* begin *
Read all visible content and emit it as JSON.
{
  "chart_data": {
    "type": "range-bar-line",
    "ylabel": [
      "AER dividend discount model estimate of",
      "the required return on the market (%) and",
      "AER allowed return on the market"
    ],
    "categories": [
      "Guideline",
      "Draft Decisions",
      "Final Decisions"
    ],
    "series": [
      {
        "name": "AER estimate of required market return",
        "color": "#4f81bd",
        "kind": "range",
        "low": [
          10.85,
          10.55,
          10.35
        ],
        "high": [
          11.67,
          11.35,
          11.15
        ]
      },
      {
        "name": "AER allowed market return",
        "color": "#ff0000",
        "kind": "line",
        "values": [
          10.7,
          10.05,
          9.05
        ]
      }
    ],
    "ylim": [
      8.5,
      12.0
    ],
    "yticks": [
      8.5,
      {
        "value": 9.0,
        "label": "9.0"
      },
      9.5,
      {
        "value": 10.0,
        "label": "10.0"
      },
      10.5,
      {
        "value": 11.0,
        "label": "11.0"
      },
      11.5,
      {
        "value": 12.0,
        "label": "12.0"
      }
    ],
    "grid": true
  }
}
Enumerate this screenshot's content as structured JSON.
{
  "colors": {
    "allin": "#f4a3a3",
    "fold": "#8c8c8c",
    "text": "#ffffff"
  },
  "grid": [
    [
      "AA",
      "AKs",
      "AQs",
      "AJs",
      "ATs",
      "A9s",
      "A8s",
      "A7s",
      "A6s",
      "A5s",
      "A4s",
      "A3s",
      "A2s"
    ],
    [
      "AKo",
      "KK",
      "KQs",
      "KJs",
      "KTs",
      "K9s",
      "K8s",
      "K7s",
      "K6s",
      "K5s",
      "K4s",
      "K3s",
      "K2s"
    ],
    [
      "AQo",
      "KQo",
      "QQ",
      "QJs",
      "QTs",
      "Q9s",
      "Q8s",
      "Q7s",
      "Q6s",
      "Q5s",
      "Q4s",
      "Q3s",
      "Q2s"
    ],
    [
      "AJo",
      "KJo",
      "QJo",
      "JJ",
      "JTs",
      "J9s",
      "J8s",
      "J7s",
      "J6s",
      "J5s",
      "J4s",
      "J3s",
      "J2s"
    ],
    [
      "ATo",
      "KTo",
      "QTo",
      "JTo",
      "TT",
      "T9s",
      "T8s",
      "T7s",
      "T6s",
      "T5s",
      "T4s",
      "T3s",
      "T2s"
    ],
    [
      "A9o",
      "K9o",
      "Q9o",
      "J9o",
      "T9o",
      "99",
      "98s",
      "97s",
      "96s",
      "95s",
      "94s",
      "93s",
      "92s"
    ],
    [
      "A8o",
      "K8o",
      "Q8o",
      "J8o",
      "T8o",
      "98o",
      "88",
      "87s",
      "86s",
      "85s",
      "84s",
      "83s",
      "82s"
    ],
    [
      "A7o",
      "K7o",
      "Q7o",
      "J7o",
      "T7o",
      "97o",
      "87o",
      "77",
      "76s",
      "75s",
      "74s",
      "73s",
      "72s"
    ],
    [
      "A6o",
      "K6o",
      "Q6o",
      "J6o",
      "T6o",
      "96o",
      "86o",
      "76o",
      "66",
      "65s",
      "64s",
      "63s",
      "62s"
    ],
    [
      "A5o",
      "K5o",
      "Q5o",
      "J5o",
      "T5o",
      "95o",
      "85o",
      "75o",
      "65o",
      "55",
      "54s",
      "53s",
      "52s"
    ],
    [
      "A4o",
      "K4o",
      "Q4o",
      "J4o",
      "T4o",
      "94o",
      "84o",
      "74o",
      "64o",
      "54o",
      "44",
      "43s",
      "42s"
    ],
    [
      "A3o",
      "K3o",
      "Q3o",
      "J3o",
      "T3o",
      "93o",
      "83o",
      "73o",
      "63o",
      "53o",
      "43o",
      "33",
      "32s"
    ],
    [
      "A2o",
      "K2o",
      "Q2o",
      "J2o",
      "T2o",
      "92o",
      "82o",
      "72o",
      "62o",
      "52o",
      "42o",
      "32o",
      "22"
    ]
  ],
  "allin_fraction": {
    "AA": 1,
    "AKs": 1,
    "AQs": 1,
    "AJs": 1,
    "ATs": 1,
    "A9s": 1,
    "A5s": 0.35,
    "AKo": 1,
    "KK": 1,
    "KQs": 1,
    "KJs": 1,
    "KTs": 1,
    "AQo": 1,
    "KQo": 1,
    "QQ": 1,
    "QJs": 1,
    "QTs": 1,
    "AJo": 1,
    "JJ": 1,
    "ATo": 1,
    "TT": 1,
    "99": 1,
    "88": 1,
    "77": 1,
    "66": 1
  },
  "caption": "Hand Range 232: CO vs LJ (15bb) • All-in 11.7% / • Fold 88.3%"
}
* end *
## What to work on
Could you transcribe the records in full, exactly?

## Exercise response
Read all visible content and emit it as JSON.
{
  "chart_data": {
    "type": "range-bar-line",
    "ylabel": [
      "AER dividend discount model estimate of",
      "the required return on the market (%) and",
      "AER allowed return on the market"
    ],
    "categories": [
      "Guideline",
      "Draft Decisions",
      "Final Decisions"
    ],
    "series": [
      {
        "name": "AER estimate of required market return",
        "color": "#4f81bd",
        "kind": "range",
        "low": [
          10.85,
          10.55,
          10.35
        ],
        "high": [
          11.67,
          11.35,
          11.15
        ]
      },
      {
        "name": "AER allowed market return",
        "color": "#ff0000",
        "kind": "line",
        "values": [
          10.7,
          10.05,
          9.05
        ]
      }
    ],
    "ylim": [
      8.5,
      12.0
    ],
    "yticks": [
      8.5,
      {
        "value": 9.0,
        "label": "9.0"
      },
      9.5,
      {
        "value": 10.0,
        "label": "10.0"
      },
      10.5,
      {
        "value": 11.0,
        "label": "11.0"
      },
      11.5,
      {
        "value": 12.0,
        "label": "12.0"
      }
    ],
    "grid": true
  }
}
Enumerate this screenshot's content as structured JSON.
{
  "colors": {
    "allin": "#f4a3a3",
    "fold": "#8c8c8c",
    "text": "#ffffff"
  },
  "grid": [
    [
      "AA",
      "AKs",
      "AQs",
      "AJs",
      "ATs",
      "A9s",
      "A8s",
      "A7s",
      "A6s",
      "A5s",
      "A4s",
      "A3s",
      "A2s"
    ],
    [
      "AKo",
      "KK",
      "KQs",
      "KJs",
      "KTs",
      "K9s",
      "K8s",
      "K7s",
      "K6s",
      "K5s",
      "K4s",
      "K3s",
      "K2s"
    ],
    [
      "AQo",
      "KQo",
      "QQ",
      "QJs",
      "QTs",
      "Q9s",
      "Q8s",
      "Q7s",
      "Q6s",
      "Q5s",
      "Q4s",
      "Q3s",
      "Q2s"
    ],
    [
      "AJo",
      "KJo",
      "QJo",
      "JJ",
      "JTs",
      "J9s",
      "J8s",
      "J7s",
      "J6s",
      "J5s",
      "J4s",
      "J3s",
      "J2s"
    ],
    [
      "ATo",
      "KTo",
      "QTo",
      "JTo",
      "TT",
      "T9s",
      "T8s",
      "T7s",
      "T6s",
      "T5s",
      "T4s",
      "T3s",
      "T2s"
    ],
    [
      "A9o",
      "K9o",
      "Q9o",
      "J9o",
      "T9o",
      "99",
      "98s",
      "97s",
      "96s",
      "95s",
      "94s",
      "93s",
      "92s"
    ],
    [
      "A8o",
      "K8o",
      "Q8o",
      "J8o",
      "T8o",
      "98o",
      "88",
      "87s",
      "86s",
      "85s",
      "84s",
      "83s",
      "82s"
    ],
    [
      "A7o",
      "K7o",
      "Q7o",
      "J7o",
      "T7o",
      "97o",
      "87o",
      "77",
      "76s",
      "75s",
      "74s",
      "73s",
      "72s"
    ],
    [
      "A6o",
      "K6o",
      "Q6o",
      "J6o",
      "T6o",
      "96o",
      "86o",
      "76o",
      "66",
      "65s",
      "64s",
      "63s",
      "62s"
    ],
    [
      "A5o",
      "K5o",
      "Q5o",
      "J5o",
      "T5o",
      "95o",
      "85o",
      "75o",
      "65o",
      "55",
      "54s",
      "53s",
      "52s"
    ],
    [
      "A4o",
      "K4o",
      "Q4o",
      "J4o",
      "T4o",
      "94o",
      "84o",
      "74o",
      "64o",
      "54o",
      "44",
      "43s",
      "42s"
    ],
    [
      "A3o",
      "K3o",
      "Q3o",
      "J3o",
      "T3o",
      "93o",
      "83o",
      "73o",
      "63o",
      "53o",
      "43o",
      "33",
      "32s"
    ],
    [
      "A2o",
      "K2o",
      "Q2o",
      "J2o",
      "T2o",
      "92o",
      "82o",
      "72o",
      "62o",
      "52o",
      "42o",
      "32o",
      "22"
    ]
  ],
  "allin_fraction": {
    "AA": 1,
    "AKs": 1,
    "AQs": 1,
    "AJs": 1,
    "ATs": 1,
    "A9s": 1,
    "A5s": 0.35,
    "AKo": 1,
    "KK": 1,
    "KQs": 1,
    "KJs": 1,
    "KTs": 1,
    "AQo": 1,
    "KQo": 1,
    "QQ": 1,
    "QJs": 1,
    "QTs": 1,
    "AJo": 1,
    "JJ": 1,
    "ATo": 1,
    "TT": 1,
    "99": 1,
    "88": 1,
    "77": 1,
    "66": 1
  },
  "caption": "Hand Range 232: CO vs LJ (15bb) • All-in 11.7% / • Fold 88.3%"
}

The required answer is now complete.